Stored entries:
────

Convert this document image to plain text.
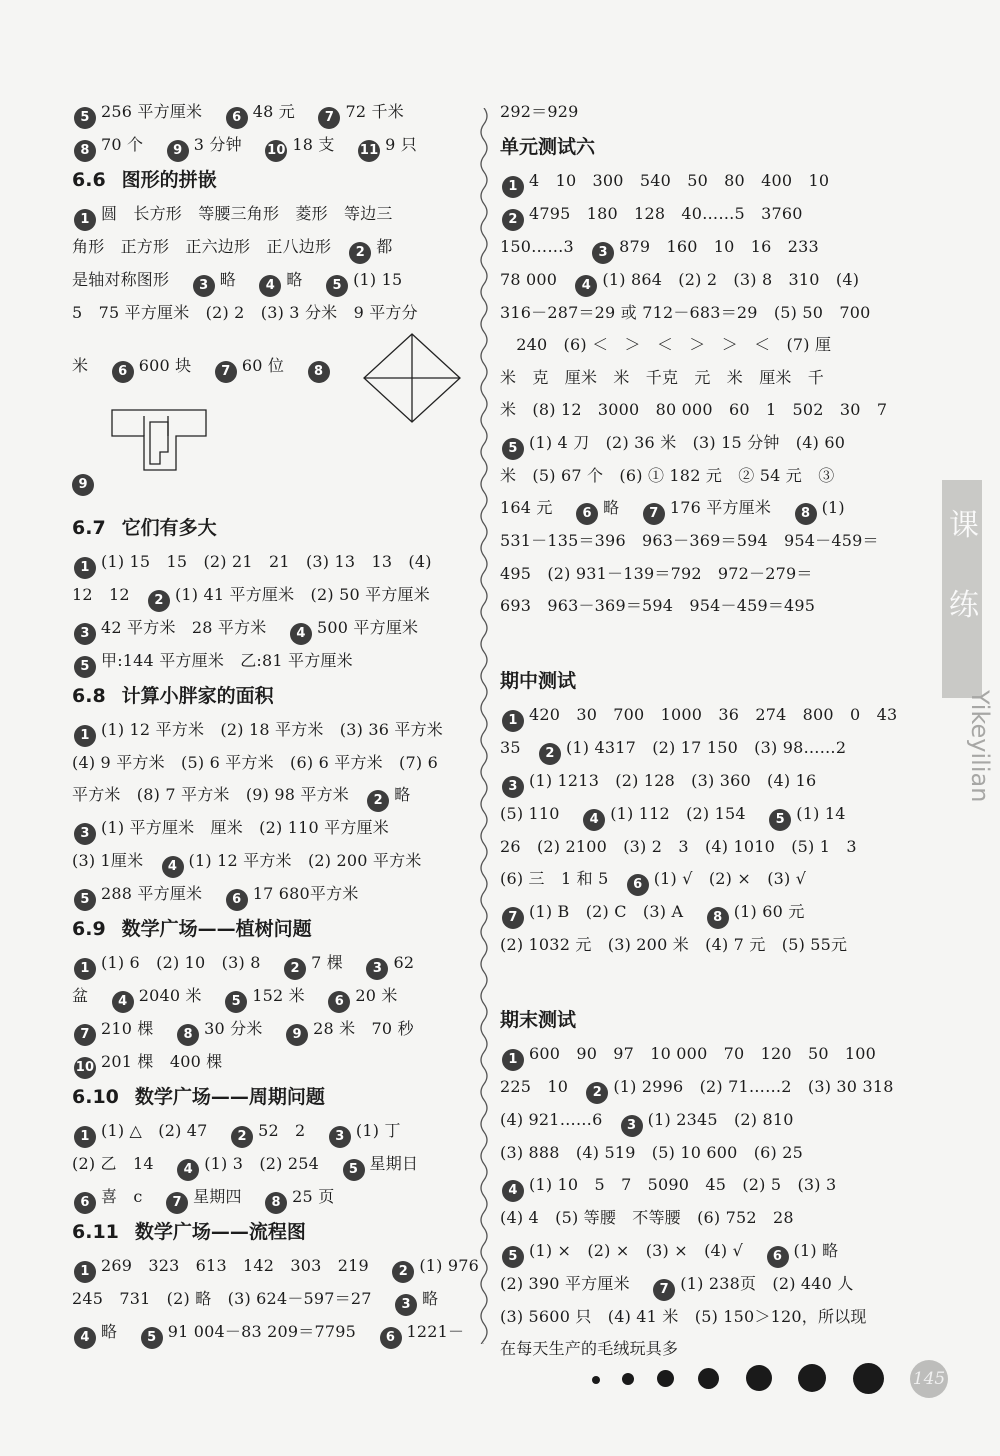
5 256 平方厘米　 6 48 元　 7 72 千米
8 70 个　 9 3 分钟　 10 18 支　 11 9 只
6.6 图形的拼嵌
1 圆　长方形　等腰三角形　菱形　等边三
角形　正方形　正六边形　正八边形　 2 都
是轴对称图形　 3 略　 4 略　 5 (1) 15
5　75 平方厘米　(2) 2　(3) 3 分米　9 平方分
米　 6 600 块　 7 60 位　 8
9
6.7 它们有多大
1 (1) 15　15　(2) 21　21　(3) 13　13　(4)
12　12　 2 (1) 41 平方厘米　(2) 50 平方厘米
3 42 平方米　28 平方米　 4 500 平方厘米
5 甲:144 平方厘米　乙:81 平方厘米
6.8 计算小胖家的面积
1 (1) 12 平方米　(2) 18 平方米　(3) 36 平方米
(4) 9 平方米　(5) 6 平方米　(6) 6 平方米　(7) 6
平方米　(8) 7 平方米　(9) 98 平方米　 2 略
3 (1) 平方厘米　厘米　(2) 110 平方厘米
(3) 1厘米　 4 (1) 12 平方米　(2) 200 平方米
5 288 平方厘米　 6 17 680平方米
6.9 数学广场——植树问题
1 (1) 6　(2) 10　(3) 8　 2 7 棵　 3 62
盆　 4 2040 米　 5 152 米　 6 20 米
7 210 棵　 8 30 分米　 9 28 米　70 秒
10 201 棵　400 棵
6.10 数学广场——周期问题
1 (1) △　(2) 47　 2 52　2　 3 (1) 丁
(2) 乙　14　 4 (1) 3　(2) 254　 5 星期日
6 喜　c　 7 星期四　 8 25 页
6.11 数学广场——流程图
1 269　323　613　142　303　219　 2 (1) 976
245　731　(2) 略　(3) 624－597＝27　 3 略
4 略　 5 91 004－83 209＝7795　 6 1221－
292＝929
单元测试六
1 4　10　300　540　50　80　400　10
2 4795　180　128　40……5　3760
150……3　 3 879　160　10　16　233
78 000　 4 (1) 864　(2) 2　(3) 8　310　(4)
316－287＝29 或 712－683＝29　(5) 50　700
　240　(6) ＜　＞　＜　＞　＞　＜　(7) 厘
米　克　厘米　米　千克　元　米　厘米　千
米　(8) 12　3000　80 000　60　1　502　30　7
5 (1) 4 刀　(2) 36 米　(3) 15 分钟　(4) 60
米　(5) 67 个　(6) ① 182 元　② 54 元　③
164 元　 6 略　 7 176 平方厘米　 8 (1)
531－135＝396　963－369＝594　954－459＝
495　(2) 931－139＝792　972－279＝
693　963－369＝594　954－459＝495
期中测试
1 420　30　700　1000　36　274　800　0　43
35　 2 (1) 4317　(2) 17 150　(3) 98……2
3 (1) 1213　(2) 128　(3) 360　(4) 16
(5) 110　 4 (1) 112　(2) 154　 5 (1) 14
26　(2) 2100　(3) 2　3　(4) 1010　(5) 1　3
(6) 三　1 和 5　 6 (1) √　(2) ×　(3) √
7 (1) B　(2) C　(3) A　 8 (1) 60 元
(2) 1032 元　(3) 200 米　(4) 7 元　(5) 55元
期末测试
1 600　90　97　10 000　70　120　50　100
225　10　 2 (1) 2996　(2) 71……2　(3) 30 318
(4) 921……6　 3 (1) 2345　(2) 810
(3) 888　(4) 519　(5) 10 600　(6) 25
4 (1) 10　5　7　5090　45　(2) 5　(3) 3
(4) 4　(5) 等腰　不等腰　(6) 752　28
5 (1) ×　(2) ×　(3) ×　(4) √　 6 (1) 略
(2) 390 平方厘米　 7 (1) 238页　(2) 440 人
(3) 5600 只　(4) 41 米　(5) 150＞120，所以现
在每天生产的毛绒玩具多
课
练
Yikeyilian
145
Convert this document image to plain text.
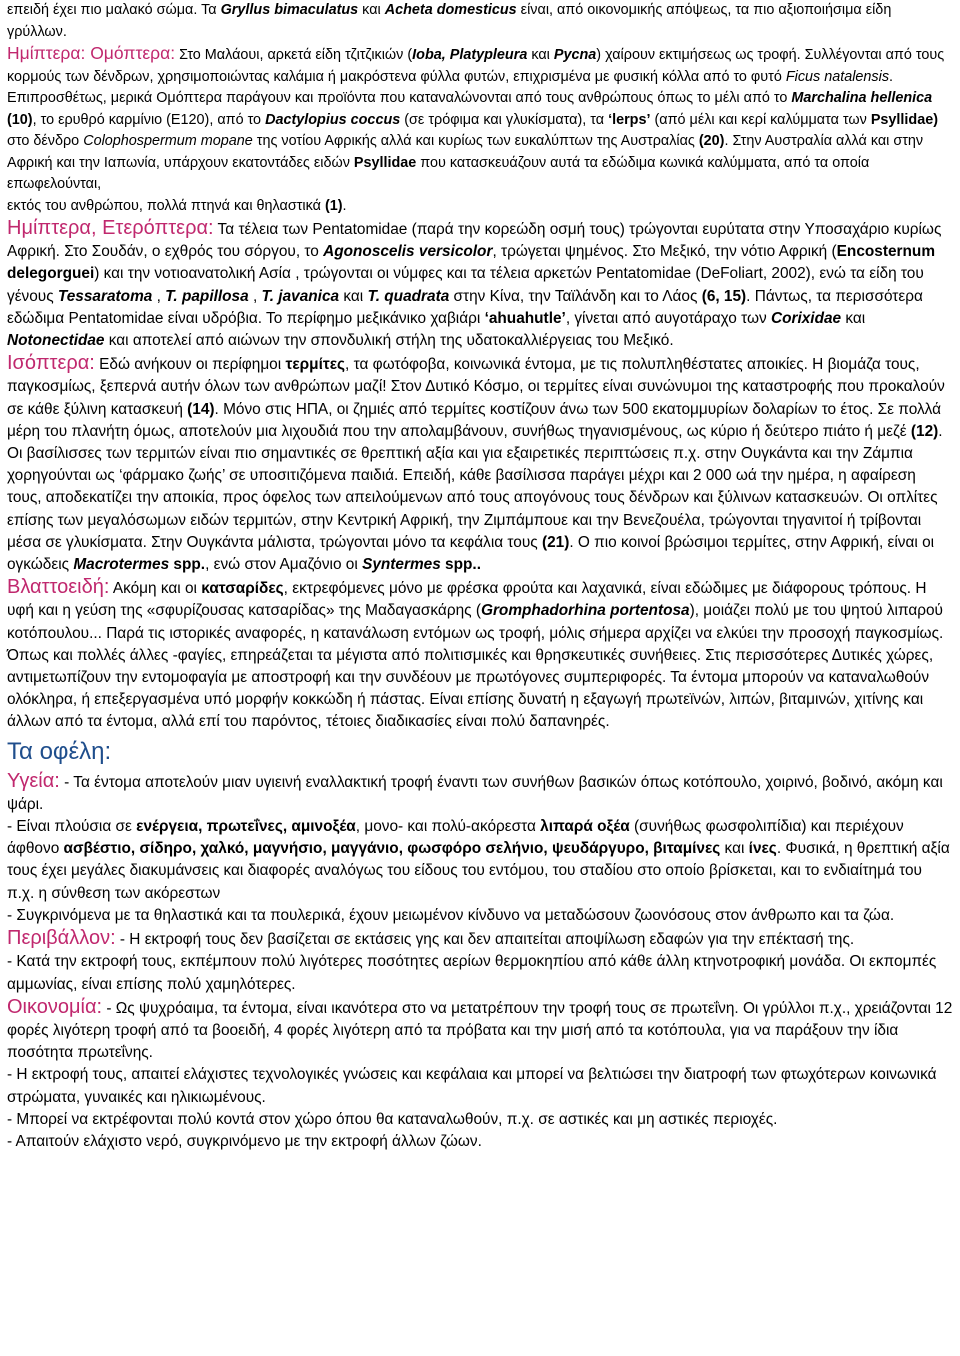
επειδή έχει πιο μαλακό σώμα. Τα Gryllus bimaculatus και Acheta domesticus είναι, από οικονομικής απόψεως, τα πιο αξιοποιήσιμα είδη γρύλλων.

Ημίπτερα: Ομόπτερα: Στο Μαλάουι, αρκετά είδη τζιτζικιών (Ioba, Platypleura και Pycna) χαίρουν εκτιμήσεως ως τροφή. Συλλέγονται από τους κορμούς των δένδρων, χρησιμοποιώντας καλάμια ή μακρόστενα φύλλα φυτών, επιχρισμένα με φυσική κόλλα από το φυτό Ficus natalensis. Επιπροσθέτως, μερικά Ομόπτερα παράγουν και προϊόντα που καταναλώνονται από τους ανθρώπους όπως το μέλι από το Marchalina hellenica (10), το ερυθρό καρμίνιο (Ε120), από το Dactylopius coccus (σε τρόφιμα και γλυκίσματα), τα ‘lerps’ (από μέλι και κερί καλύμματα των Psyllidae) στο δένδρο Colophospermum mopane της νοτίου Αφρικής αλλά και κυρίως των ευκαλύπτων της Αυστραλίας (20). Στην Αυστραλία αλλά και στην Αφρική και την Ιαπωνία, υπάρχουν εκατοντάδες ειδών Psyllidae που κατασκευάζουν αυτά τα εδώδιμα κωνικά καλύμματα, από τα οποία επωφελούνται,
εκτός του ανθρώπου, πολλά πτηνά και θηλαστικά (1).

Ημίπτερα, Ετερόπτερα: Τα τέλεια των Pentatomidae (παρά την κορεώδη οσμή τους) τρώγονται ευρύτατα στην Υποσαχάριο κυρίως Αφρική. Στο Σουδάν, ο εχθρός του σόργου, το Agonoscelis versicolor, τρώγεται ψημένος. Στο Μεξικό, την νότιο Αφρική (Encosternum delegorguei) και την νοτιοανατολική Ασία , τρώγονται οι νύμφες και τα τέλεια αρκετών Pentatomidae (DeFoliart, 2002), ενώ τα είδη του γένους Tessaratoma , T. papillosa , T. javanica και T. quadrata στην Κίνα, την Ταϊλάνδη και το Λάος (6, 15). Πάντως, τα περισσότερα εδώδιμα Pentatomidae είναι υδρόβια. Το περίφημο μεξικάνικο χαβιάρι ‘ahuahutle’, γίνεται από αυγοτάραχο των Corixidae και Notonectidae και αποτελεί από αιώνων την σπονδυλική στήλη της υδατοκαλλιέργειας του Μεξικό.

Ισόπτερα: Εδώ ανήκουν οι περίφημοι τερμίτες, τα φωτόφοβα, κοινωνικά έντομα, με τις πολυπληθέστατες αποικίες. Η βιομάζα τους, παγκοσμίως, ξεπερνά αυτήν όλων των ανθρώπων μαζί! Στον Δυτικό Κόσμο, οι τερμίτες είναι συνώνυμοι της καταστροφής που προκαλούν σε κάθε ξύλινη κατασκευή (14). Μόνο στις ΗΠΑ, οι ζημιές από τερμίτες κοστίζουν άνω των 500 εκατομμυρίων δολαρίων το έτος. Σε πολλά μέρη του πλανήτη όμως, αποτελούν μια λιχουδιά που την απολαμβάνουν, συνήθως τηγανισμένους, ως κύριο ή δεύτερο πιάτο ή μεζέ (12). Οι βασίλισσες των τερμιτών είναι πιο σημαντικές σε θρεπτική αξία και για εξαιρετικές περιπτώσεις π.χ. στην Ουγκάντα και την Ζάμπια χορηγούνται ως ‘φάρμακο ζωής’ σε υποσιτιζόμενα παιδιά. Επειδή, κάθε βασίλισσα παράγει μέχρι και 2 000 ωά την ημέρα, η αφαίρεση τους, αποδεκατίζει την αποικία, προς όφελος των απειλούμενων από τους απογόνους τους δένδρων και ξύλινων κατασκευών. Οι οπλίτες επίσης των μεγαλόσωμων ειδών τερμιτών, στην Κεντρική Αφρική, την Ζιμπάμπουε και την Βενεζουέλα, τρώγονται τηγανιτοί ή τρίβονται μέσα σε γλυκίσματα. Στην Ουγκάντα μάλιστα, τρώγονται μόνο τα κεφάλια τους (21). Ο πιο κοινοί βρώσιμοι τερμίτες, στην Αφρική, είναι οι ογκώδεις Macrotermes spp., ενώ στον Αμαζόνιο οι Syntermes spp..

Βλαττοειδή: Ακόμη και οι κατσαρίδες, εκτρεφόμενες μόνο με φρέσκα φρούτα και λαχανικά, είναι εδώδιμες με διάφορους τρόπους. Η υφή και η γεύση της «σφυρίζουσας κατσαρίδας» της Μαδαγασκάρης (Gromphadorhina portentosa), μοιάζει πολύ με του ψητού λιπαρού κοτόπουλου... Παρά τις ιστορικές αναφορές, η κατανάλωση εντόμων ως τροφή, μόλις σήμερα αρχίζει να ελκύει την προσοχή παγκοσμίως. Όπως και πολλές άλλες -φαγίες, επηρεάζεται τα μέγιστα από πολιτισμικές και θρησκευτικές συνήθειες. Στις περισσότερες Δυτικές χώρες, αντιμετωπίζουν την εντομοφαγία με αποστροφή και την συνδέουν με πρωτόγονες συμπεριφορές. Τα έντομα μπορούν να καταναλωθούν ολόκληρα, ή επεξεργασμένα υπό μορφήν κοκκώδη ή πάστας. Είναι επίσης δυνατή η εξαγωγή πρωτεϊνών, λιπών, βιταμινών, χιτίνης και άλλων από τα έντομα, αλλά επί του παρόντος, τέτοιες διαδικασίες είναι πολύ δαπανηρές.

Τα οφέλη:

Υγεία: - Τα έντομα αποτελούν μιαν υγιεινή εναλλακτική τροφή έναντι των συνήθων βασικών όπως κοτόπουλο, χοιρινό, βοδινό, ακόμη και ψάρι.

- Είναι πλούσια σε ενέργεια, πρωτεΐνες, αμινοξέα, μονο- και πολύ-ακόρεστα λιπαρά οξέα (συνήθως φωσφολιπίδια) και περιέχουν άφθονο ασβέστιο, σίδηρο, χαλκό, μαγνήσιο, μαγγάνιο, φωσφόρο σελήνιο, ψευδάργυρο, βιταμίνες και ίνες. Φυσικά, η θρεπτική αξία τους έχει μεγάλες διακυμάνσεις και διαφορές αναλόγως του είδους του εντόμου, του σταδίου στο οποίο βρίσκεται, και το ενδιαίτημά του π.χ. η σύνθεση των ακόρεστων

- Συγκρινόμενα με τα θηλαστικά και τα πουλερικά, έχουν μειωμένον κίνδυνο να μεταδώσουν ζωονόσους στον άνθρωπο και τα ζώα.

Περιβάλλον: - Η εκτροφή τους δεν βασίζεται σε εκτάσεις γης και δεν απαιτείται αποψίλωση εδαφών για την επέκτασή της.

- Κατά την εκτροφή τους, εκπέμπουν πολύ λιγότερες ποσότητες αερίων θερμοκηπίου από κάθε άλλη κτηνοτροφική μονάδα. Οι εκπομπές αμμωνίας, είναι επίσης πολύ χαμηλότερες.

Οικονομία: - Ως ψυχρόαιμα, τα έντομα, είναι ικανότερα στο να μετατρέπουν την τροφή τους σε πρωτεΐνη. Οι γρύλλοι π.χ., χρειάζονται 12 φορές λιγότερη τροφή από τα βοοειδή, 4 φορές λιγότερη από τα πρόβατα και την μισή από τα κοτόπουλα, για να παράξουν την ίδια ποσότητα πρωτεΐνης.

- Η εκτροφή τους, απαιτεί ελάχιστες τεχνολογικές γνώσεις και κεφάλαια και μπορεί να βελτιώσει την διατροφή των φτωχότερων κοινωνικά στρώματα, γυναικές και ηλικιωμένους.

- Μπορεί να εκτρέφονται πολύ κοντά στον χώρο όπου θα καταναλωθούν, π.χ. σε αστικές και μη αστικές περιοχές.

- Απαιτούν ελάχιστο νερό, συγκρινόμενο με την εκτροφή άλλων ζώων.
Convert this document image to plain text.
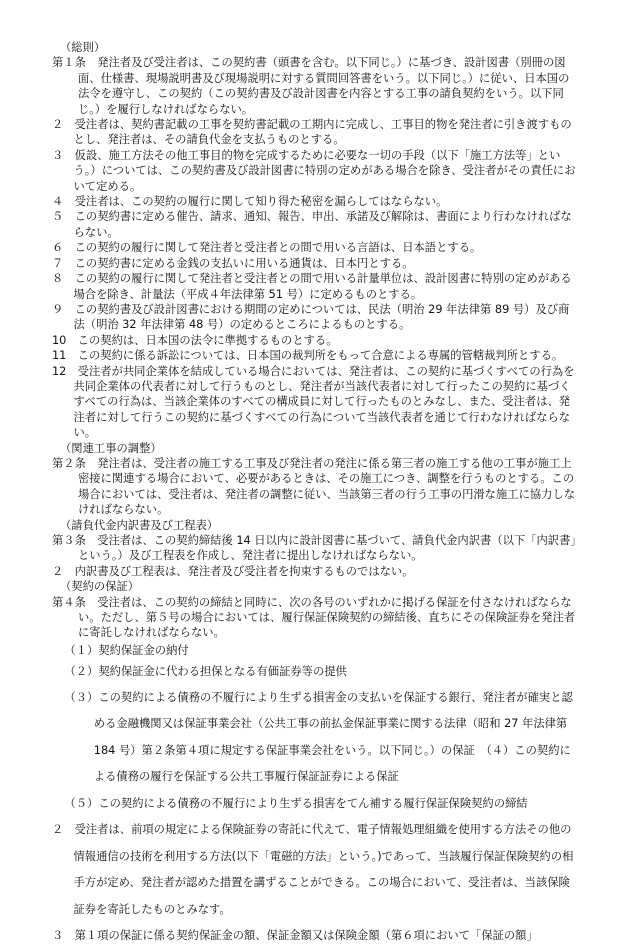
（総則）

第１条　発注者及び受注者は、この契約書（頭書を含む。以下同じ。）に基づき、設計図書（別冊の図面、仕様書、現場説明書及び現場説明に対する質問回答書をいう。以下同じ。）に従い、日本国の法令を遵守し、この契約（この契約書及び設計図書を内容とする工事の請負契約をいう。以下同じ。）を履行しなければならない。

２　受注者は、契約書記載の工事を契約書記載の工期内に完成し、工事目的物を発注者に引き渡すものとし、発注者は、その請負代金を支払うものとする。

３　仮設、施工方法その他工事目的物を完成するために必要な一切の手段（以下「施工方法等」という。）については、この契約書及び設計図書に特別の定めがある場合を除き、受注者がその責任において定める。

４　受注者は、この契約の履行に関して知り得た秘密を漏らしてはならない。

５　この契約書に定める催告、請求、通知、報告、申出、承諾及び解除は、書面により行わなければならない。

６　この契約の履行に関して発注者と受注者との間で用いる言語は、日本語とする。

７　この契約書に定める金銭の支払いに用いる通貨は、日本円とする。

８　この契約の履行に関して発注者と受注者との間で用いる計量単位は、設計図書に特別の定めがある場合を除き、計量法（平成４年法律第 51 号）に定めるものとする。

９　この契約書及び設計図書における期間の定めについては、民法（明治 29 年法律第 89 号）及び商法（明治 32 年法律第 48 号）の定めるところによるものとする。

10　この契約は、日本国の法令に準拠するものとする。

11　この契約に係る訴訟については、日本国の裁判所をもって合意による専属的管轄裁判所とする。

12　受注者が共同企業体を結成している場合においては、発注者は、この契約に基づくすべての行為を共同企業体の代表者に対して行うものとし、発注者が当該代表者に対して行ったこの契約に基づくすべての行為は、当該企業体のすべての構成員に対して行ったものとみなし、また、受注者は、発注者に対して行うこの契約に基づくすべての行為について当該代表者を通じて行わなければならない。

（関連工事の調整）

第２条　発注者は、受注者の施工する工事及び発注者の発注に係る第三者の施工する他の工事が施工上密接に関連する場合において、必要があるときは、その施工につき、調整を行うものとする。この場合においては、受注者は、発注者の調整に従い、当該第三者の行う工事の円滑な施工に協力しなければならない。

（請負代金内訳書及び工程表）

第３条　受注者は、この契約締結後 14 日以内に設計図書に基づいて、請負代金内訳書（以下「内訳書」という。）及び工程表を作成し、発注者に提出しなければならない。

２　内訳書及び工程表は、発注者及び受注者を拘束するものではない。

（契約の保証）

第４条　受注者は、この契約の締結と同時に、次の各号のいずれかに掲げる保証を付さなければならない。ただし、第５号の場合においては、履行保証保険契約の締結後、直ちにその保険証券を発注者に寄託しなければならない。

（１）契約保証金の納付
（２）契約保証金に代わる担保となる有価証券等の提供

（３）この契約による債務の不履行により生ずる損害金の支払いを保証する銀行、発注者が確実と認める金融機関又は保証事業会社（公共工事の前払金保証事業に関する法律（昭和 27 年法律第 184 号）第２条第４項に規定する保証事業会社をいう。以下同じ。）の保証　（４）この契約による債務の履行を保証する公共工事履行保証証券による保証

（５）この契約による債務の不履行により生ずる損害をてん補する履行保証保険契約の締結

２　受注者は、前項の規定による保険証券の寄託に代えて、電子情報処理組織を使用する方法その他の情報通信の技術を利用する方法(以下「電磁的方法」という。)であって、当該履行保証保険契約の相手方が定め、発注者が認めた措置を講ずることができる。この場合において、受注者は、当該保険証券を寄託したものとみなす。

３　第１項の保証に係る契約保証金の額、保証金額又は保険金額（第６項において「保証の額」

────

▶ **Goal**: How many lines in the listing above contain "以下同じ"? Answer with the number alone.

▶ **Result for this task**: 2